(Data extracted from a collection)
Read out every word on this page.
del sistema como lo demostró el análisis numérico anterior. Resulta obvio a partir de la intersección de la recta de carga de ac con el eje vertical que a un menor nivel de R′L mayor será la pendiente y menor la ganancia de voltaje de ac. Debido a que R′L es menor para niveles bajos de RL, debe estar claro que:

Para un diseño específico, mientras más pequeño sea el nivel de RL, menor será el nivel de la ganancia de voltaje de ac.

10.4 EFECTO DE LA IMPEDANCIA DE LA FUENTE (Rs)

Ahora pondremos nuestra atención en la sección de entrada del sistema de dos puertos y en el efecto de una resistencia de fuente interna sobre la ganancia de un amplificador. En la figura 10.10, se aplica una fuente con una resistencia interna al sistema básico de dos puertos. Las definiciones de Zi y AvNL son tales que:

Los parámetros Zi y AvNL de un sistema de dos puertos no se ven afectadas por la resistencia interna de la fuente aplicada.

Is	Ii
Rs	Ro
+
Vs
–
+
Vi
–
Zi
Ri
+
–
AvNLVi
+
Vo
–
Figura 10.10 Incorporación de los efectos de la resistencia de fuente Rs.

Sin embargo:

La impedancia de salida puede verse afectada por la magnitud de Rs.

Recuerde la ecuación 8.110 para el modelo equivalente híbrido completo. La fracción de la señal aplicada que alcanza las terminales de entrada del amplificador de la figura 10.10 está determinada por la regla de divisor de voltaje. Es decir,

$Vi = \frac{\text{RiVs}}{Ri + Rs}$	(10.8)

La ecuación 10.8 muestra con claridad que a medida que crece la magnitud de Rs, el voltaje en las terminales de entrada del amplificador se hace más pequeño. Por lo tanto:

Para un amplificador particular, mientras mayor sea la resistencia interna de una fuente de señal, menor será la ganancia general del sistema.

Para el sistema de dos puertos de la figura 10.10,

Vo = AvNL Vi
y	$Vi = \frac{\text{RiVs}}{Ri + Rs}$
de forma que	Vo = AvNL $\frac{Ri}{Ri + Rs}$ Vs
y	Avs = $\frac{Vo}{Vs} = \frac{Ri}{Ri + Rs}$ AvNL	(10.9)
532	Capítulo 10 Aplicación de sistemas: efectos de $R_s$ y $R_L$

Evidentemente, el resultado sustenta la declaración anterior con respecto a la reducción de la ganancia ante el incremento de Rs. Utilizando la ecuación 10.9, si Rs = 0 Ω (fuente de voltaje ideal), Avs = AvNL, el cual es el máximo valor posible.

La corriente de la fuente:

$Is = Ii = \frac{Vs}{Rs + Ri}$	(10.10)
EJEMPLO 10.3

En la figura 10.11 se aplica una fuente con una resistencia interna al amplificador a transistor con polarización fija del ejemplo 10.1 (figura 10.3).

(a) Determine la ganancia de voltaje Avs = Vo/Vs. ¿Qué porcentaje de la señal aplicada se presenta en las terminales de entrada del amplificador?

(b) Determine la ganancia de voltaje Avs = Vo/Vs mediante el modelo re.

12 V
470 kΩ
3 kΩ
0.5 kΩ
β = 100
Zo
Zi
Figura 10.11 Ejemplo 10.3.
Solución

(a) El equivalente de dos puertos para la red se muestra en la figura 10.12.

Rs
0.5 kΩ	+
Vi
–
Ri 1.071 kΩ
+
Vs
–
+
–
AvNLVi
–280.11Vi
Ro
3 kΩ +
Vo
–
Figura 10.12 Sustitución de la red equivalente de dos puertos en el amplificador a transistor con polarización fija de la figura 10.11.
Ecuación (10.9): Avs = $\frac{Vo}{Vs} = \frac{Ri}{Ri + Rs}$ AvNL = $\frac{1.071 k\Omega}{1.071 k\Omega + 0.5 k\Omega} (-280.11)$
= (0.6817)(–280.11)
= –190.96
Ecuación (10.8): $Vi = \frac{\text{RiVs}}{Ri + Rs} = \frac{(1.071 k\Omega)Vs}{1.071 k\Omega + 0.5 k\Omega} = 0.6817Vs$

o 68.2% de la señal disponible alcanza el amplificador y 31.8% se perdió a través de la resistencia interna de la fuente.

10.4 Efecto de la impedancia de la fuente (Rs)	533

- STATED EXERCISE
From the records above, extract every entry exactly as given.

- SOLUTION FOR THIS TASK
Read out every word on this page.
del sistema como lo demostró el análisis numérico anterior. Resulta obvio a partir de la intersección de la recta de carga de ac con el eje vertical que a un menor nivel de R′L mayor será la pendiente y menor la ganancia de voltaje de ac. Debido a que R′L es menor para niveles bajos de RL, debe estar claro que:

Para un diseño específico, mientras más pequeño sea el nivel de RL, menor será el nivel de la ganancia de voltaje de ac.

10.4 EFECTO DE LA IMPEDANCIA DE LA FUENTE (Rs)

Ahora pondremos nuestra atención en la sección de entrada del sistema de dos puertos y en el efecto de una resistencia de fuente interna sobre la ganancia de un amplificador. En la figura 10.10, se aplica una fuente con una resistencia interna al sistema básico de dos puertos. Las definiciones de Zi y AvNL son tales que:

Los parámetros Zi y AvNL de un sistema de dos puertos no se ven afectadas por la resistencia interna de la fuente aplicada.

Is	Ii
Rs	Ro
+
Vs
–
+
Vi
–
Zi
Ri
+
–
AvNLVi
+
Vo
–
Figura 10.10 Incorporación de los efectos de la resistencia de fuente Rs.

Sin embargo:

La impedancia de salida puede verse afectada por la magnitud de Rs.

Recuerde la ecuación 8.110 para el modelo equivalente híbrido completo. La fracción de la señal aplicada que alcanza las terminales de entrada del amplificador de la figura 10.10 está determinada por la regla de divisor de voltaje. Es decir,

$Vi = \frac{\text{RiVs}}{Ri + Rs}$	(10.8)

La ecuación 10.8 muestra con claridad que a medida que crece la magnitud de Rs, el voltaje en las terminales de entrada del amplificador se hace más pequeño. Por lo tanto:

Para un amplificador particular, mientras mayor sea la resistencia interna de una fuente de señal, menor será la ganancia general del sistema.

Para el sistema de dos puertos de la figura 10.10,

Vo = AvNL Vi
y	$Vi = \frac{\text{RiVs}}{Ri + Rs}$
de forma que	Vo = AvNL $\frac{Ri}{Ri + Rs}$ Vs
y	Avs = $\frac{Vo}{Vs} = \frac{Ri}{Ri + Rs}$ AvNL	(10.9)
532	Capítulo 10 Aplicación de sistemas: efectos de $R_s$ y $R_L$

Evidentemente, el resultado sustenta la declaración anterior con respecto a la reducción de la ganancia ante el incremento de Rs. Utilizando la ecuación 10.9, si Rs = 0 Ω (fuente de voltaje ideal), Avs = AvNL, el cual es el máximo valor posible.

La corriente de la fuente:

$Is = Ii = \frac{Vs}{Rs + Ri}$	(10.10)
EJEMPLO 10.3

En la figura 10.11 se aplica una fuente con una resistencia interna al amplificador a transistor con polarización fija del ejemplo 10.1 (figura 10.3).

(a) Determine la ganancia de voltaje Avs = Vo/Vs. ¿Qué porcentaje de la señal aplicada se presenta en las terminales de entrada del amplificador?

(b) Determine la ganancia de voltaje Avs = Vo/Vs mediante el modelo re.

12 V
470 kΩ
3 kΩ
0.5 kΩ
β = 100
Zo
Zi
Figura 10.11 Ejemplo 10.3.
Solución

(a) El equivalente de dos puertos para la red se muestra en la figura 10.12.

Rs
0.5 kΩ	+
Vi
–
Ri 1.071 kΩ
+
Vs
–
+
–
AvNLVi
–280.11Vi
Ro
3 kΩ +
Vo
–
Figura 10.12 Sustitución de la red equivalente de dos puertos en el amplificador a transistor con polarización fija de la figura 10.11.
Ecuación (10.9): Avs = $\frac{Vo}{Vs} = \frac{Ri}{Ri + Rs}$ AvNL = $\frac{1.071 k\Omega}{1.071 k\Omega + 0.5 k\Omega} (-280.11)$
= (0.6817)(–280.11)
= –190.96
Ecuación (10.8): $Vi = \frac{\text{RiVs}}{Ri + Rs} = \frac{(1.071 k\Omega)Vs}{1.071 k\Omega + 0.5 k\Omega} = 0.6817Vs$

o 68.2% de la señal disponible alcanza el amplificador y 31.8% se perdió a través de la resistencia interna de la fuente.

10.4 Efecto de la impedancia de la fuente (Rs)	533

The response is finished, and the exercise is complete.